> **ENTRIES SUPPLIED**
- - - - - - -

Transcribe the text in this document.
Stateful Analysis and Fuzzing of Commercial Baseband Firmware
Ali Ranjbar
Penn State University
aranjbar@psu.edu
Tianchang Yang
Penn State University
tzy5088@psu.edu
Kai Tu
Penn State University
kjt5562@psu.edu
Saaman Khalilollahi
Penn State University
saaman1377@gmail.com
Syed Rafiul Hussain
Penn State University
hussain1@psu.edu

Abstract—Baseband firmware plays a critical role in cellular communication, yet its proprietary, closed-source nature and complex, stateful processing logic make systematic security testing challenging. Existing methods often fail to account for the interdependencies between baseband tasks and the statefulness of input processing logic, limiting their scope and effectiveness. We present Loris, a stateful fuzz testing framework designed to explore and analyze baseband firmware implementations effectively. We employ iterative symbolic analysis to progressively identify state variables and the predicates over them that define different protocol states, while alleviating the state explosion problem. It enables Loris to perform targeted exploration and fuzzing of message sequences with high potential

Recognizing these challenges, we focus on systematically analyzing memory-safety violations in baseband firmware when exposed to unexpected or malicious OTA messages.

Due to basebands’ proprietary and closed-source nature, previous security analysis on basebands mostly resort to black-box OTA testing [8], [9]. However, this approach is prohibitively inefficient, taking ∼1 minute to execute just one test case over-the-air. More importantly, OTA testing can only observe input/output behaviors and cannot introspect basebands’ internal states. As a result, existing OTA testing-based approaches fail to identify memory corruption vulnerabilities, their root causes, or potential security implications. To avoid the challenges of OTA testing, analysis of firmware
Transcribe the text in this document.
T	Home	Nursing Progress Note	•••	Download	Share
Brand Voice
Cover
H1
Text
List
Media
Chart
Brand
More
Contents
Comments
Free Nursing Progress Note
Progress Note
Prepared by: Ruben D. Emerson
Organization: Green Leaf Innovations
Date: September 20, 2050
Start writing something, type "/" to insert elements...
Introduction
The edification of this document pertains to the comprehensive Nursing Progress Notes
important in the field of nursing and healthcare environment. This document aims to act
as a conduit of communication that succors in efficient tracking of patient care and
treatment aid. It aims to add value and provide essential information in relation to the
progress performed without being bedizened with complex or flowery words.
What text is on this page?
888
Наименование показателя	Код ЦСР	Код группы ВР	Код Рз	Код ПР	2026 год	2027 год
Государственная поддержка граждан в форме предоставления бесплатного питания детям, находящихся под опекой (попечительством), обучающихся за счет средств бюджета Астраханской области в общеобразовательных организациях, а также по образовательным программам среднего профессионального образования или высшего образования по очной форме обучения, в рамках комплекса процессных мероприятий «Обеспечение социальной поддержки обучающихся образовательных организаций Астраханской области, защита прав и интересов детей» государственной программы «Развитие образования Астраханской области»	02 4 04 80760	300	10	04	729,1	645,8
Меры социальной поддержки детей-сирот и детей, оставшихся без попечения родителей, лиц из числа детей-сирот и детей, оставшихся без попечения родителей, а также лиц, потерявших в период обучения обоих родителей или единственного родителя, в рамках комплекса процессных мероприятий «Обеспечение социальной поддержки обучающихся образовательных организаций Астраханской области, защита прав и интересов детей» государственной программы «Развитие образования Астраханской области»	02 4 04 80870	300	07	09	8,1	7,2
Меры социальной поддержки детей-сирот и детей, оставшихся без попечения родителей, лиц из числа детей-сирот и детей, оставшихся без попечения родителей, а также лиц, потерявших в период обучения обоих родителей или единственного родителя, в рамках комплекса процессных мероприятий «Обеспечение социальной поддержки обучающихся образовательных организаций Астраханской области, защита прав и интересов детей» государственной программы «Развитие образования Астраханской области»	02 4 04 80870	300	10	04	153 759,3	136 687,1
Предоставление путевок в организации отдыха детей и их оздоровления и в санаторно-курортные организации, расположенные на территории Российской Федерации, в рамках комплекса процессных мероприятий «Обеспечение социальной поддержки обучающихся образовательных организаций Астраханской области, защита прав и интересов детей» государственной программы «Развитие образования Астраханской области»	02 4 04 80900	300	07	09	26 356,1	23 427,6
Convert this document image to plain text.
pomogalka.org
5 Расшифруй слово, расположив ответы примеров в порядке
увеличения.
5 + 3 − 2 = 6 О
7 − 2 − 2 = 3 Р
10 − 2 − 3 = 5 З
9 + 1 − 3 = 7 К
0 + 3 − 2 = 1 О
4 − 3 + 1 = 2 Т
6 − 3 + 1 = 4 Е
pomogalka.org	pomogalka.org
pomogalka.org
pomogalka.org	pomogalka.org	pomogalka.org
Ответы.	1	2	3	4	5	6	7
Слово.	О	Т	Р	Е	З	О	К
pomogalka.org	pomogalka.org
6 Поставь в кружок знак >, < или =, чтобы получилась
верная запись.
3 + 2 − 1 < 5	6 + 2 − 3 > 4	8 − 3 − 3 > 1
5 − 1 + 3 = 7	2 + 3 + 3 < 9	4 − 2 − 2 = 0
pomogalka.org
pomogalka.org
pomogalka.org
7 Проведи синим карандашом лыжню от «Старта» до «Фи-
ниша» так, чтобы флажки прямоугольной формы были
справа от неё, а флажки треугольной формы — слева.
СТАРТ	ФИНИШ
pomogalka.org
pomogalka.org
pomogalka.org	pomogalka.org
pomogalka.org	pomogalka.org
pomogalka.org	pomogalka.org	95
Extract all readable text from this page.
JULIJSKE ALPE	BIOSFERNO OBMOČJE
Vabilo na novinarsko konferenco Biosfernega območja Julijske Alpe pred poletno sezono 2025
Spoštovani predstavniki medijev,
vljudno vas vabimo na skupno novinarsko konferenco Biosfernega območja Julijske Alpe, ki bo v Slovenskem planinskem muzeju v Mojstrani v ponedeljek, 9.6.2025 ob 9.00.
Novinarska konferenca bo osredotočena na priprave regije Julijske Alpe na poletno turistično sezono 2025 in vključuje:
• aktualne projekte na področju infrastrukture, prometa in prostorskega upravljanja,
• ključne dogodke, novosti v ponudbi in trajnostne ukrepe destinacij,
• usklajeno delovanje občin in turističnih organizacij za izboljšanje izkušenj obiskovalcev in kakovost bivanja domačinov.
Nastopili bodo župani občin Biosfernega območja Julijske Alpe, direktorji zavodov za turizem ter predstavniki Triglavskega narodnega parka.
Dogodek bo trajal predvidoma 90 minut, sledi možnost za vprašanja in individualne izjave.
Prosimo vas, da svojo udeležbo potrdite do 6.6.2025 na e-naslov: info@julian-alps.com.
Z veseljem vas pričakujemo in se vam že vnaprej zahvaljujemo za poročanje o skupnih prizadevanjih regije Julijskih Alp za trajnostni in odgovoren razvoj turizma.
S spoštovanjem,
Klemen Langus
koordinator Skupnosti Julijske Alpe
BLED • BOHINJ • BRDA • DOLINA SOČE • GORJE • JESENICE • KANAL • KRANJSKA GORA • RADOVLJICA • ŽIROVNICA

- - - - - - -

> **WHAT THIS TASK INVOLVES**
Each record must be returned exactly as it is written.

> **THE OUTPUT**
Transcribe the text in this document.
Stateful Analysis and Fuzzing of Commercial Baseband Firmware
Ali Ranjbar
Penn State University
aranjbar@psu.edu
Tianchang Yang
Penn State University
tzy5088@psu.edu
Kai Tu
Penn State University
kjt5562@psu.edu
Saaman Khalilollahi
Penn State University
saaman1377@gmail.com
Syed Rafiul Hussain
Penn State University
hussain1@psu.edu

Abstract—Baseband firmware plays a critical role in cellular communication, yet its proprietary, closed-source nature and complex, stateful processing logic make systematic security testing challenging. Existing methods often fail to account for the interdependencies between baseband tasks and the statefulness of input processing logic, limiting their scope and effectiveness. We present Loris, a stateful fuzz testing framework designed to explore and analyze baseband firmware implementations effectively. We employ iterative symbolic analysis to progressively identify state variables and the predicates over them that define different protocol states, while alleviating the state explosion problem. It enables Loris to perform targeted exploration and fuzzing of message sequences with high potential

Recognizing these challenges, we focus on systematically analyzing memory-safety violations in baseband firmware when exposed to unexpected or malicious OTA messages.

Due to basebands’ proprietary and closed-source nature, previous security analysis on basebands mostly resort to black-box OTA testing [8], [9]. However, this approach is prohibitively inefficient, taking ∼1 minute to execute just one test case over-the-air. More importantly, OTA testing can only observe input/output behaviors and cannot introspect basebands’ internal states. As a result, existing OTA testing-based approaches fail to identify memory corruption vulnerabilities, their root causes, or potential security implications. To avoid the challenges of OTA testing, analysis of firmware
Transcribe the text in this document.
T	Home	Nursing Progress Note	•••	Download	Share
Brand Voice
Cover
H1
Text
List
Media
Chart
Brand
More
Contents
Comments
Free Nursing Progress Note
Progress Note
Prepared by: Ruben D. Emerson
Organization: Green Leaf Innovations
Date: September 20, 2050
Start writing something, type "/" to insert elements...
Introduction
The edification of this document pertains to the comprehensive Nursing Progress Notes
important in the field of nursing and healthcare environment. This document aims to act
as a conduit of communication that succors in efficient tracking of patient care and
treatment aid. It aims to add value and provide essential information in relation to the
progress performed without being bedizened with complex or flowery words.
What text is on this page?
888
Наименование показателя	Код ЦСР	Код группы ВР	Код Рз	Код ПР	2026 год	2027 год
Государственная поддержка граждан в форме предоставления бесплатного питания детям, находящихся под опекой (попечительством), обучающихся за счет средств бюджета Астраханской области в общеобразовательных организациях, а также по образовательным программам среднего профессионального образования или высшего образования по очной форме обучения, в рамках комплекса процессных мероприятий «Обеспечение социальной поддержки обучающихся образовательных организаций Астраханской области, защита прав и интересов детей» государственной программы «Развитие образования Астраханской области»	02 4 04 80760	300	10	04	729,1	645,8
Меры социальной поддержки детей-сирот и детей, оставшихся без попечения родителей, лиц из числа детей-сирот и детей, оставшихся без попечения родителей, а также лиц, потерявших в период обучения обоих родителей или единственного родителя, в рамках комплекса процессных мероприятий «Обеспечение социальной поддержки обучающихся образовательных организаций Астраханской области, защита прав и интересов детей» государственной программы «Развитие образования Астраханской области»	02 4 04 80870	300	07	09	8,1	7,2
Меры социальной поддержки детей-сирот и детей, оставшихся без попечения родителей, лиц из числа детей-сирот и детей, оставшихся без попечения родителей, а также лиц, потерявших в период обучения обоих родителей или единственного родителя, в рамках комплекса процессных мероприятий «Обеспечение социальной поддержки обучающихся образовательных организаций Астраханской области, защита прав и интересов детей» государственной программы «Развитие образования Астраханской области»	02 4 04 80870	300	10	04	153 759,3	136 687,1
Предоставление путевок в организации отдыха детей и их оздоровления и в санаторно-курортные организации, расположенные на территории Российской Федерации, в рамках комплекса процессных мероприятий «Обеспечение социальной поддержки обучающихся образовательных организаций Астраханской области, защита прав и интересов детей» государственной программы «Развитие образования Астраханской области»	02 4 04 80900	300	07	09	26 356,1	23 427,6
Convert this document image to plain text.
pomogalka.org
5 Расшифруй слово, расположив ответы примеров в порядке
увеличения.
5 + 3 − 2 = 6 О
7 − 2 − 2 = 3 Р
10 − 2 − 3 = 5 З
9 + 1 − 3 = 7 К
0 + 3 − 2 = 1 О
4 − 3 + 1 = 2 Т
6 − 3 + 1 = 4 Е
pomogalka.org	pomogalka.org
pomogalka.org
pomogalka.org	pomogalka.org	pomogalka.org
Ответы.	1	2	3	4	5	6	7
Слово.	О	Т	Р	Е	З	О	К
pomogalka.org	pomogalka.org
6 Поставь в кружок знак >, < или =, чтобы получилась
верная запись.
3 + 2 − 1 < 5	6 + 2 − 3 > 4	8 − 3 − 3 > 1
5 − 1 + 3 = 7	2 + 3 + 3 < 9	4 − 2 − 2 = 0
pomogalka.org
pomogalka.org
pomogalka.org
7 Проведи синим карандашом лыжню от «Старта» до «Фи-
ниша» так, чтобы флажки прямоугольной формы были
справа от неё, а флажки треугольной формы — слева.
СТАРТ	ФИНИШ
pomogalka.org
pomogalka.org
pomogalka.org	pomogalka.org
pomogalka.org	pomogalka.org
pomogalka.org	pomogalka.org	95
Extract all readable text from this page.
JULIJSKE ALPE	BIOSFERNO OBMOČJE
Vabilo na novinarsko konferenco Biosfernega območja Julijske Alpe pred poletno sezono 2025
Spoštovani predstavniki medijev,
vljudno vas vabimo na skupno novinarsko konferenco Biosfernega območja Julijske Alpe, ki bo v Slovenskem planinskem muzeju v Mojstrani v ponedeljek, 9.6.2025 ob 9.00.
Novinarska konferenca bo osredotočena na priprave regije Julijske Alpe na poletno turistično sezono 2025 in vključuje:
• aktualne projekte na področju infrastrukture, prometa in prostorskega upravljanja,
• ključne dogodke, novosti v ponudbi in trajnostne ukrepe destinacij,
• usklajeno delovanje občin in turističnih organizacij za izboljšanje izkušenj obiskovalcev in kakovost bivanja domačinov.
Nastopili bodo župani občin Biosfernega območja Julijske Alpe, direktorji zavodov za turizem ter predstavniki Triglavskega narodnega parka.
Dogodek bo trajal predvidoma 90 minut, sledi možnost za vprašanja in individualne izjave.
Prosimo vas, da svojo udeležbo potrdite do 6.6.2025 na e-naslov: info@julian-alps.com.
Z veseljem vas pričakujemo in se vam že vnaprej zahvaljujemo za poročanje o skupnih prizadevanjih regije Julijskih Alp za trajnostni in odgovoren razvoj turizma.
S spoštovanjem,
Klemen Langus
koordinator Skupnosti Julijske Alpe
BLED • BOHINJ • BRDA • DOLINA SOČE • GORJE • JESENICE • KANAL • KRANJSKA GORA • RADOVLJICA • ŽIROVNICA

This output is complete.